→ Problem to solve: Search the material below for the string "level" and list each line that holds it.

Data excerpts:
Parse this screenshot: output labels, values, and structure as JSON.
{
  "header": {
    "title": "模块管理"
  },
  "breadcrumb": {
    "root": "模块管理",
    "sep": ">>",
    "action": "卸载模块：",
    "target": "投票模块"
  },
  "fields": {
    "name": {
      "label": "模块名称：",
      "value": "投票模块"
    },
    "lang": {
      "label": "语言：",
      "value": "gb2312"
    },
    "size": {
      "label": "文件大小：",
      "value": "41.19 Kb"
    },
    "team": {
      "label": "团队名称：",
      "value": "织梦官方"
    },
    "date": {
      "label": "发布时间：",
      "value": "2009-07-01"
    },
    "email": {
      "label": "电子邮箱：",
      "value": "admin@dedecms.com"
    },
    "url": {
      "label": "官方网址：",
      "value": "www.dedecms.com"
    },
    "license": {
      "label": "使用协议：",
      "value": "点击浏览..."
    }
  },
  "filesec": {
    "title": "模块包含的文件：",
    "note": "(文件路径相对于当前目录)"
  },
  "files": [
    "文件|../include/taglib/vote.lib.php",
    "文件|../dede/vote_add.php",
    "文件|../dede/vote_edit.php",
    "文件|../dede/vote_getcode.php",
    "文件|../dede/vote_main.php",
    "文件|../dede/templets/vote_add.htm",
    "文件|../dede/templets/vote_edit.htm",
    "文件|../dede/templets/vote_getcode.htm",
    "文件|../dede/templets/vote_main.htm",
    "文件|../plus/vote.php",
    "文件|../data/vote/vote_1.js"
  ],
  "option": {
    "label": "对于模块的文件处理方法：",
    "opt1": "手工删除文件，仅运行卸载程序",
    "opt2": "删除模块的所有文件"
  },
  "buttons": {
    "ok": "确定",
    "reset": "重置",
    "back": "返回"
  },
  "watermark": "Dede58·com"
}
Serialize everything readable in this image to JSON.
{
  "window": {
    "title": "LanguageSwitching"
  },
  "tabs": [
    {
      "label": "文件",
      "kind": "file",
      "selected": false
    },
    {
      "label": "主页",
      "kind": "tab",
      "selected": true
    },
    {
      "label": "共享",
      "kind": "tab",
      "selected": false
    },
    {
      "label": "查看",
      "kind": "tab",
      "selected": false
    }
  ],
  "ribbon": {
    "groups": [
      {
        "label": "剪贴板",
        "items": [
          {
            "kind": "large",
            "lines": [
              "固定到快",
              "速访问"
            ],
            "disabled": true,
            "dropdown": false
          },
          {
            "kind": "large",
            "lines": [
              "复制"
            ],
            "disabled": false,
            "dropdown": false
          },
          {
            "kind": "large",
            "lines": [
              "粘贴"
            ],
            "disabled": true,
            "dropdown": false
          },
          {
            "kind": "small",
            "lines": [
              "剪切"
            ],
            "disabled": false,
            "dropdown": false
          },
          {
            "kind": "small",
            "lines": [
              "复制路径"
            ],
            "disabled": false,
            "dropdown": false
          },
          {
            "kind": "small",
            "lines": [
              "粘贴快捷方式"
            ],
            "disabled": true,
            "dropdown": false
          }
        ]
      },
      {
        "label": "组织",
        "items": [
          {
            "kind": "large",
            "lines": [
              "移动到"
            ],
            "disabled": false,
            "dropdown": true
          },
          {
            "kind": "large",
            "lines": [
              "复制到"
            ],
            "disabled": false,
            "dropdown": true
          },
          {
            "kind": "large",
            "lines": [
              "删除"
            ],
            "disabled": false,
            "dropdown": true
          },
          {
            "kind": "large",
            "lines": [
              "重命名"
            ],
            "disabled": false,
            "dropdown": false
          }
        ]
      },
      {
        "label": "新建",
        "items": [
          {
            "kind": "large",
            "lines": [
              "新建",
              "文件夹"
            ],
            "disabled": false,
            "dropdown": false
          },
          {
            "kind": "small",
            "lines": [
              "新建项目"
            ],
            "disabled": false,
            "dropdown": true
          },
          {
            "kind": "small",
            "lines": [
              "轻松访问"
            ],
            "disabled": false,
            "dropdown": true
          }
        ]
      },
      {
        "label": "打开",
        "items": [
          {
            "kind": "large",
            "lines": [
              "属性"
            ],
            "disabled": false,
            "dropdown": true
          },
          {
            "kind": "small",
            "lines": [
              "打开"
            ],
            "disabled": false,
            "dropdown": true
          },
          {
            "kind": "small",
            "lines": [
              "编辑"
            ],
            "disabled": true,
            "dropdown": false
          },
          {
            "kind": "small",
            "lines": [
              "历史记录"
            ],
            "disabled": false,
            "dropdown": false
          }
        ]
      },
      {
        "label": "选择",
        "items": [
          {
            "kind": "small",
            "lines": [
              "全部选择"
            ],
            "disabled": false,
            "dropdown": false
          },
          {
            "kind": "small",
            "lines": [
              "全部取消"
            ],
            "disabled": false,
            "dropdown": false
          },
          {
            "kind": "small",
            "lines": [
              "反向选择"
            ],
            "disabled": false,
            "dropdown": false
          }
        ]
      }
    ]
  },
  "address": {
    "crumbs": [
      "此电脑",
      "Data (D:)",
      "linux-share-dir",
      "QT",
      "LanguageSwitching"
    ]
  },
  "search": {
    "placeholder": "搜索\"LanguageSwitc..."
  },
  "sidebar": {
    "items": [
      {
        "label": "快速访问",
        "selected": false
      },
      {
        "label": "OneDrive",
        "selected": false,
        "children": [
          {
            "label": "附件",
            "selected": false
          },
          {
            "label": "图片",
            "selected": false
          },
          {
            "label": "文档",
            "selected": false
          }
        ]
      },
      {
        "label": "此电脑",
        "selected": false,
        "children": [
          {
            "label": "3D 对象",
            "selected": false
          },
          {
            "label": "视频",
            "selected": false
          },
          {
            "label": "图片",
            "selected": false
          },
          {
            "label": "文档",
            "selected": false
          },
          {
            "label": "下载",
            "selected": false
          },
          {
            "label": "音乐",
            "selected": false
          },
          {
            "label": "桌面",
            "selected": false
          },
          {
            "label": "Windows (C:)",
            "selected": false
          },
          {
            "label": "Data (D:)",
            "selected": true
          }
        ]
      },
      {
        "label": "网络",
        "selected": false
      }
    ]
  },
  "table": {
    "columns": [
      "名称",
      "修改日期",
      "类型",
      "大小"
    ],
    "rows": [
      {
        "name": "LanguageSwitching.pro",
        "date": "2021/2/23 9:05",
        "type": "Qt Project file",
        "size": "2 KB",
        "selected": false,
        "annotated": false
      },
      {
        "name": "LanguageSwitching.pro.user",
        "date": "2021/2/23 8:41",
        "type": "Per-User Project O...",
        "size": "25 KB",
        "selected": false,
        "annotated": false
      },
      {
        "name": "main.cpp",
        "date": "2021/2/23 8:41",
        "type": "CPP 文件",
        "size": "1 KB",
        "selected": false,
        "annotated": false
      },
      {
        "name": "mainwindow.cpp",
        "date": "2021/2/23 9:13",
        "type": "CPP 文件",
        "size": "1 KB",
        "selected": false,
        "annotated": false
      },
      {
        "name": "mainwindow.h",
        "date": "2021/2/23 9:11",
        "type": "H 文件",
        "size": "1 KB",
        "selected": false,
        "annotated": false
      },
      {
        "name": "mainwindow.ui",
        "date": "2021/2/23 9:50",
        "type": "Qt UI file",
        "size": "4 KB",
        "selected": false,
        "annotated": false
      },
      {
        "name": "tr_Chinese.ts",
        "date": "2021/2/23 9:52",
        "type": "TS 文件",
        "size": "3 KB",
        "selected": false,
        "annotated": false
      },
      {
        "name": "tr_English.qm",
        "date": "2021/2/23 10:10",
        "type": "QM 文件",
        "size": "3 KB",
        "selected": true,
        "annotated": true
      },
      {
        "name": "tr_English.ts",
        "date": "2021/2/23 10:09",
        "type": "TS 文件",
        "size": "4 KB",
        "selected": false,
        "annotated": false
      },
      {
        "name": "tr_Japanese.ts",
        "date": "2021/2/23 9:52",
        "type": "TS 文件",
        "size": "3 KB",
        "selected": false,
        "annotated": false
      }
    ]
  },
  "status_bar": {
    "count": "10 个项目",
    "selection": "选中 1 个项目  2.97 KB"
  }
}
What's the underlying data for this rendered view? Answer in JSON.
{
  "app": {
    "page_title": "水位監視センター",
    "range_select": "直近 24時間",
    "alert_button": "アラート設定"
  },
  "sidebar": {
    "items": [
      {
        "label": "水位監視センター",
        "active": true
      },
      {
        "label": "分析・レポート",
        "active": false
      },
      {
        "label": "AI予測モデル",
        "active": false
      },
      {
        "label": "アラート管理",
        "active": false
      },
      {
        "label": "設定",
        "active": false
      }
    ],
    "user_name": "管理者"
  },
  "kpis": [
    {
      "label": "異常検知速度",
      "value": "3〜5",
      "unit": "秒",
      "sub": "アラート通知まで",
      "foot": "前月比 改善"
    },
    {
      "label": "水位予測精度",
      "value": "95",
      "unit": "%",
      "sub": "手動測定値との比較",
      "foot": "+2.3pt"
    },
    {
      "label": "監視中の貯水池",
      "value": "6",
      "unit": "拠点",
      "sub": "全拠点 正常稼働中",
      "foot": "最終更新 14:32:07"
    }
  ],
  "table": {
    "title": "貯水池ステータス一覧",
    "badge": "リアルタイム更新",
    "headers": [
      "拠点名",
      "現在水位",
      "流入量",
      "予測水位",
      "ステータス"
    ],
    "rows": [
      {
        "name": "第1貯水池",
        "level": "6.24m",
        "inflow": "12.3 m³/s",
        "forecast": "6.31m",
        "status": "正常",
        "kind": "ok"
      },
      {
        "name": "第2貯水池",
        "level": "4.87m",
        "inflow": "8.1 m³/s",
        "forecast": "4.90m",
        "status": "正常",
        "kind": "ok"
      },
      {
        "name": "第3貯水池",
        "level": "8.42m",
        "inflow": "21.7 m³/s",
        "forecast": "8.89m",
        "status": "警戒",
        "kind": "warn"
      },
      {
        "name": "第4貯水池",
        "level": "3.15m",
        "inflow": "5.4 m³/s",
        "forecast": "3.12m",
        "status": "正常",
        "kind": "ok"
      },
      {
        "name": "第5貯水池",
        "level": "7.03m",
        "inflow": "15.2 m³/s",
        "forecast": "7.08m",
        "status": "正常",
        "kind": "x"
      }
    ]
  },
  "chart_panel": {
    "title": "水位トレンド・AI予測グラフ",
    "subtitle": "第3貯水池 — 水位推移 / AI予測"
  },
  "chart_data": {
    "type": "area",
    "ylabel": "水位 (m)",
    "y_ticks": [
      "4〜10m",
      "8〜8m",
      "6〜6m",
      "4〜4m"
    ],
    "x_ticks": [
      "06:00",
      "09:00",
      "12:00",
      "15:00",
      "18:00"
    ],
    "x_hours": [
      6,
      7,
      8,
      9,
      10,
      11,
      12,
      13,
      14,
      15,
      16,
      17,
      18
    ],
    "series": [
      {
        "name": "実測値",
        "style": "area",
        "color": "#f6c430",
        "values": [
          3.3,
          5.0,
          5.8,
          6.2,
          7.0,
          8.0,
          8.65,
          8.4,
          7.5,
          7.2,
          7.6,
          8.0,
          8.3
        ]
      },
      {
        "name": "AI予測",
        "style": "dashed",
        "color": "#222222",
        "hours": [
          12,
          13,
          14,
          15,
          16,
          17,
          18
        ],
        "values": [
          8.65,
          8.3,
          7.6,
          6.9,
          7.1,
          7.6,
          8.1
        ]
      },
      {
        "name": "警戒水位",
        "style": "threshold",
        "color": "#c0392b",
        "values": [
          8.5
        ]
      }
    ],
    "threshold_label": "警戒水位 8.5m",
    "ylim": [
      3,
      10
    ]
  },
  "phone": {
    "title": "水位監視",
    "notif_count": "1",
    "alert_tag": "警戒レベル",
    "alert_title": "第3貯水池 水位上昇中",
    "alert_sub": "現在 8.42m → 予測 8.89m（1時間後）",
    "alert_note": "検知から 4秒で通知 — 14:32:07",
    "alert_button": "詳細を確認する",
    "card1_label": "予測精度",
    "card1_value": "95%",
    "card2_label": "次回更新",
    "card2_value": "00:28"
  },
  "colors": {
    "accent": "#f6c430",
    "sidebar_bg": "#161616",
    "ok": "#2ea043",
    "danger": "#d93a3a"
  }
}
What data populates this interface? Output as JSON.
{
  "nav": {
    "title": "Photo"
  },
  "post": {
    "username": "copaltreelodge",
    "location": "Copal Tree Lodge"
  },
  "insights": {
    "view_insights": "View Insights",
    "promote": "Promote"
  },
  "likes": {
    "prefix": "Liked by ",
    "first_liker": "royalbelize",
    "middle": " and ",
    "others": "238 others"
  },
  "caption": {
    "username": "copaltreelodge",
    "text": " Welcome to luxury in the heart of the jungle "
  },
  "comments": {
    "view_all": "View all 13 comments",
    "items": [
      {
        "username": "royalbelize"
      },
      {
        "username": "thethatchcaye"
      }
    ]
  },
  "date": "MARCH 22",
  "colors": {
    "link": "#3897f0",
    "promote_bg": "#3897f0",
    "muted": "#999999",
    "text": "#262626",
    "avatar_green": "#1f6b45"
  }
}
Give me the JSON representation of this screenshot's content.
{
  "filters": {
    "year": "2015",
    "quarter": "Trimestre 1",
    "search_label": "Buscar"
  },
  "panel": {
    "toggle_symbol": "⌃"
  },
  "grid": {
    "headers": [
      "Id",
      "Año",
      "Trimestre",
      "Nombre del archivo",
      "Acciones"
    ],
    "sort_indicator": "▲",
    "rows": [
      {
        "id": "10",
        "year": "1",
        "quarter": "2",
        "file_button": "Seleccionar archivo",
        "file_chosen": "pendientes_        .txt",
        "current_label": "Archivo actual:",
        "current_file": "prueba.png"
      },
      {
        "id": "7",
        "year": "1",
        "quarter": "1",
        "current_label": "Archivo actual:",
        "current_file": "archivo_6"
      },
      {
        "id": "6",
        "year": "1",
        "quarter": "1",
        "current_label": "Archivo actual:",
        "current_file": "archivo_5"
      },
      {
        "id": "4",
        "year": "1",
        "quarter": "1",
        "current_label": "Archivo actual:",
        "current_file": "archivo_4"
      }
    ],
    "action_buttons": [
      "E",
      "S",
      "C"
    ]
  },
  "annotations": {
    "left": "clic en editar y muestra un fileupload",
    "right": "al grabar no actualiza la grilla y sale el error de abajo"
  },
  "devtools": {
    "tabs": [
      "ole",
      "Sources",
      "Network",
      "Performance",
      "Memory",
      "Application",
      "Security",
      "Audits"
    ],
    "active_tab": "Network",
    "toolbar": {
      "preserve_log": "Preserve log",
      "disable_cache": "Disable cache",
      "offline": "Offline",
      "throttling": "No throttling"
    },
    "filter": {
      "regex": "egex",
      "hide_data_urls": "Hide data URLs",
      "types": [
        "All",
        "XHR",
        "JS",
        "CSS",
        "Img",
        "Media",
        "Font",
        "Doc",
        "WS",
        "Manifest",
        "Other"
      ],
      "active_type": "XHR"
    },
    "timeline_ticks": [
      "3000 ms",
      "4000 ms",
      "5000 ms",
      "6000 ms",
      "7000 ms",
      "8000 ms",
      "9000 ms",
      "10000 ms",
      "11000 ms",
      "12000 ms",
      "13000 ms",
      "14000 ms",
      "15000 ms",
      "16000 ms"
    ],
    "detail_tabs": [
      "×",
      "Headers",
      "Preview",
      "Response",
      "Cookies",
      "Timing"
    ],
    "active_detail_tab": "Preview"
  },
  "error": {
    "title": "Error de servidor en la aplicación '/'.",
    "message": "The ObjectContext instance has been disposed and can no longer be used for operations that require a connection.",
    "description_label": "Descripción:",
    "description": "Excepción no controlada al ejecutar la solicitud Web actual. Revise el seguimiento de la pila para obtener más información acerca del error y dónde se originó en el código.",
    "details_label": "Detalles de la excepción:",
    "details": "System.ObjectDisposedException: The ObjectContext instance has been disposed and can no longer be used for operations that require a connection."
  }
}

→ Answer to the problem:
        "level": "6.24m",
        "level": "4.87m",
        "level": "8.42m",
        "level": "3.15m",
        "level": "7.03m",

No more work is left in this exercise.